### WRITTEN REQUEST
In the records below, substitute "scatter-point" for every occurrence of "data-point". Write the lines out again with no other changes.

Box annotation data:
____
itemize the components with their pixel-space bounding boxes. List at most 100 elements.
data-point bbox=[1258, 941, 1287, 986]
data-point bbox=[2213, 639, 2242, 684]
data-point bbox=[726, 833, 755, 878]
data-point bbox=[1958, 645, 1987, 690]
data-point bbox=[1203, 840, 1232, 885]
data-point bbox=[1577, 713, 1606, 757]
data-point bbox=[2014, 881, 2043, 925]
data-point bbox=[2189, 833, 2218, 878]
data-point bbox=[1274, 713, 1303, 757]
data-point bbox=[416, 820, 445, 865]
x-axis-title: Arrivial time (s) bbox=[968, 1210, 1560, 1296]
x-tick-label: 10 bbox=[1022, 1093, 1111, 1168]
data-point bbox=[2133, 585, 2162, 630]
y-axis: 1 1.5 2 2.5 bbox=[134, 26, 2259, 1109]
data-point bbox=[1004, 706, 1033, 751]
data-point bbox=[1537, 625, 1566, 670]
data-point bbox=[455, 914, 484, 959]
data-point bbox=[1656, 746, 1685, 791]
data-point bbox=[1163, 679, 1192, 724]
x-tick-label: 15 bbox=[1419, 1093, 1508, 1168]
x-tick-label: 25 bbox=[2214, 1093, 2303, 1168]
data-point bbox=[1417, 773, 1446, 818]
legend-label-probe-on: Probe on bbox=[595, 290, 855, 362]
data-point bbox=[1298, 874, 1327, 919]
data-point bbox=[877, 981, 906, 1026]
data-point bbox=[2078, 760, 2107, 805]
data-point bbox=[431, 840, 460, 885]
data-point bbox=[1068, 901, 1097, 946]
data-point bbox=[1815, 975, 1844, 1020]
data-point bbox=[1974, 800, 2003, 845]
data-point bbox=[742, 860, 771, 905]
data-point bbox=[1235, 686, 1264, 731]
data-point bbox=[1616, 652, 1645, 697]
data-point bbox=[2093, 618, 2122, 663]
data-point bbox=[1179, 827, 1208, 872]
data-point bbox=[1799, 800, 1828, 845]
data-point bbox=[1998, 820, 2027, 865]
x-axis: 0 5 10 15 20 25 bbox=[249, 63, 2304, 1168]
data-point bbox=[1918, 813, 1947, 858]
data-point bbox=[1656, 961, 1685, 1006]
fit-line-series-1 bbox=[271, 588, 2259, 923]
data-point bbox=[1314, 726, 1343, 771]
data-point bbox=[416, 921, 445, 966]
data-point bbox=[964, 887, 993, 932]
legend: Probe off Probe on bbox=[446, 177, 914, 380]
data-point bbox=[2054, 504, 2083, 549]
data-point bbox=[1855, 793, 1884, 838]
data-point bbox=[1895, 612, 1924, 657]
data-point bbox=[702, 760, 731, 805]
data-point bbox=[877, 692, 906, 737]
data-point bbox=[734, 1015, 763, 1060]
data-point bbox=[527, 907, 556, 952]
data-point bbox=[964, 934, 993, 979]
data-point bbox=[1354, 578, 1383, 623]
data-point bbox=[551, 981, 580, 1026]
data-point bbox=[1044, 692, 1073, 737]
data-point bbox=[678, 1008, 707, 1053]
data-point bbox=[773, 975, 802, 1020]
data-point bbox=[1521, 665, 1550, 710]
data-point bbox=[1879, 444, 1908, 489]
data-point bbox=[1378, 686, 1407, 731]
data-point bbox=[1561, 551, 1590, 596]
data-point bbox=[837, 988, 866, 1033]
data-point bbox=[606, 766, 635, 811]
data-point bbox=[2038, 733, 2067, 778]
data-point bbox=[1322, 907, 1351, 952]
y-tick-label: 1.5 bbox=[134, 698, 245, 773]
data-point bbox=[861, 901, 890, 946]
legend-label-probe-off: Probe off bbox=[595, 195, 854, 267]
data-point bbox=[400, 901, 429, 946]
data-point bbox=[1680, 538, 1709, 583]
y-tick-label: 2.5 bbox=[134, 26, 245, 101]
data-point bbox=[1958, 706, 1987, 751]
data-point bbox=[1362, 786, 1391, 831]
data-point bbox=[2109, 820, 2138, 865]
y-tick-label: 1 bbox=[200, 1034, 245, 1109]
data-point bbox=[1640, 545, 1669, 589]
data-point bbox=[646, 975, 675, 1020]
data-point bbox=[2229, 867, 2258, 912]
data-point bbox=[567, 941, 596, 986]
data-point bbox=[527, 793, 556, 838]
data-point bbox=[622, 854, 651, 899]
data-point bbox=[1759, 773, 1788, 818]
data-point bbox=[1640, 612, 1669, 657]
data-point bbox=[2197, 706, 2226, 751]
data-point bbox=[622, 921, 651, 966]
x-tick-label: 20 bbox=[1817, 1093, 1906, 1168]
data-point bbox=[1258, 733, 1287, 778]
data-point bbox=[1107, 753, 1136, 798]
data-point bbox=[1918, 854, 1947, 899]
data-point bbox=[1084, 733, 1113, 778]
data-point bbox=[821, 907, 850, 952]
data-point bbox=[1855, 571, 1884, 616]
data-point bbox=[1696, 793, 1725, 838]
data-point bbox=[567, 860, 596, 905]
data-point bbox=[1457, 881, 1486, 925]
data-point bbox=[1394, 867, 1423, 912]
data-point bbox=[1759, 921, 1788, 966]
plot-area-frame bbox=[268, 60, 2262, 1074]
____
### ANSWER FOR THIS EXERCISE
itemize the components with their pixel-space bounding boxes. List at most 100 elements.
scatter-point bbox=[1258, 941, 1287, 986]
scatter-point bbox=[2213, 639, 2242, 684]
scatter-point bbox=[726, 833, 755, 878]
scatter-point bbox=[1958, 645, 1987, 690]
scatter-point bbox=[1203, 840, 1232, 885]
scatter-point bbox=[1577, 713, 1606, 757]
scatter-point bbox=[2014, 881, 2043, 925]
scatter-point bbox=[2189, 833, 2218, 878]
scatter-point bbox=[1274, 713, 1303, 757]
scatter-point bbox=[416, 820, 445, 865]
x-axis-title: Arrivial time (s) bbox=[968, 1210, 1560, 1296]
x-tick-label: 10 bbox=[1022, 1093, 1111, 1168]
scatter-point bbox=[2133, 585, 2162, 630]
y-axis: 1 1.5 2 2.5 bbox=[134, 26, 2259, 1109]
scatter-point bbox=[1004, 706, 1033, 751]
scatter-point bbox=[1537, 625, 1566, 670]
scatter-point bbox=[455, 914, 484, 959]
scatter-point bbox=[1656, 746, 1685, 791]
scatter-point bbox=[1163, 679, 1192, 724]
x-tick-label: 15 bbox=[1419, 1093, 1508, 1168]
x-tick-label: 25 bbox=[2214, 1093, 2303, 1168]
scatter-point bbox=[1417, 773, 1446, 818]
legend-label-probe-on: Probe on bbox=[595, 290, 855, 362]
scatter-point bbox=[1298, 874, 1327, 919]
scatter-point bbox=[877, 981, 906, 1026]
scatter-point bbox=[2078, 760, 2107, 805]
scatter-point bbox=[431, 840, 460, 885]
scatter-point bbox=[1068, 901, 1097, 946]
scatter-point bbox=[1815, 975, 1844, 1020]
scatter-point bbox=[1974, 800, 2003, 845]
scatter-point bbox=[742, 860, 771, 905]
scatter-point bbox=[1235, 686, 1264, 731]
scatter-point bbox=[1616, 652, 1645, 697]
scatter-point bbox=[2093, 618, 2122, 663]
scatter-point bbox=[1179, 827, 1208, 872]
scatter-point bbox=[1799, 800, 1828, 845]
scatter-point bbox=[1998, 820, 2027, 865]
x-axis: 0 5 10 15 20 25 bbox=[249, 63, 2304, 1168]
scatter-point bbox=[1918, 813, 1947, 858]
scatter-point bbox=[1656, 961, 1685, 1006]
fit-line-series-1 bbox=[271, 588, 2259, 923]
scatter-point bbox=[1314, 726, 1343, 771]
scatter-point bbox=[416, 921, 445, 966]
scatter-point bbox=[964, 887, 993, 932]
legend: Probe off Probe on bbox=[446, 177, 914, 380]
scatter-point bbox=[2054, 504, 2083, 549]
scatter-point bbox=[1855, 793, 1884, 838]
scatter-point bbox=[1895, 612, 1924, 657]
scatter-point bbox=[702, 760, 731, 805]
scatter-point bbox=[877, 692, 906, 737]
scatter-point bbox=[734, 1015, 763, 1060]
scatter-point bbox=[527, 907, 556, 952]
scatter-point bbox=[964, 934, 993, 979]
scatter-point bbox=[1354, 578, 1383, 623]
scatter-point bbox=[551, 981, 580, 1026]
scatter-point bbox=[1044, 692, 1073, 737]
scatter-point bbox=[678, 1008, 707, 1053]
scatter-point bbox=[773, 975, 802, 1020]
scatter-point bbox=[1521, 665, 1550, 710]
scatter-point bbox=[1879, 444, 1908, 489]
scatter-point bbox=[1378, 686, 1407, 731]
scatter-point bbox=[1561, 551, 1590, 596]
scatter-point bbox=[837, 988, 866, 1033]
scatter-point bbox=[606, 766, 635, 811]
scatter-point bbox=[2038, 733, 2067, 778]
scatter-point bbox=[1322, 907, 1351, 952]
y-tick-label: 1.5 bbox=[134, 698, 245, 773]
scatter-point bbox=[861, 901, 890, 946]
legend-label-probe-off: Probe off bbox=[595, 195, 854, 267]
scatter-point bbox=[400, 901, 429, 946]
scatter-point bbox=[1680, 538, 1709, 583]
y-tick-label: 2.5 bbox=[134, 26, 245, 101]
scatter-point bbox=[1958, 706, 1987, 751]
scatter-point bbox=[1362, 786, 1391, 831]
scatter-point bbox=[2109, 820, 2138, 865]
y-tick-label: 1 bbox=[200, 1034, 245, 1109]
scatter-point bbox=[1640, 545, 1669, 589]
scatter-point bbox=[646, 975, 675, 1020]
scatter-point bbox=[2229, 867, 2258, 912]
scatter-point bbox=[567, 941, 596, 986]
scatter-point bbox=[527, 793, 556, 838]
scatter-point bbox=[622, 854, 651, 899]
scatter-point bbox=[1759, 773, 1788, 818]
scatter-point bbox=[1640, 612, 1669, 657]
scatter-point bbox=[2197, 706, 2226, 751]
scatter-point bbox=[622, 921, 651, 966]
x-tick-label: 20 bbox=[1817, 1093, 1906, 1168]
scatter-point bbox=[1258, 733, 1287, 778]
scatter-point bbox=[1107, 753, 1136, 798]
scatter-point bbox=[1918, 854, 1947, 899]
scatter-point bbox=[1084, 733, 1113, 778]
scatter-point bbox=[821, 907, 850, 952]
scatter-point bbox=[1855, 571, 1884, 616]
scatter-point bbox=[1696, 793, 1725, 838]
scatter-point bbox=[567, 860, 596, 905]
scatter-point bbox=[1457, 881, 1486, 925]
scatter-point bbox=[1394, 867, 1423, 912]
scatter-point bbox=[1759, 921, 1788, 966]
plot-area-frame bbox=[268, 60, 2262, 1074]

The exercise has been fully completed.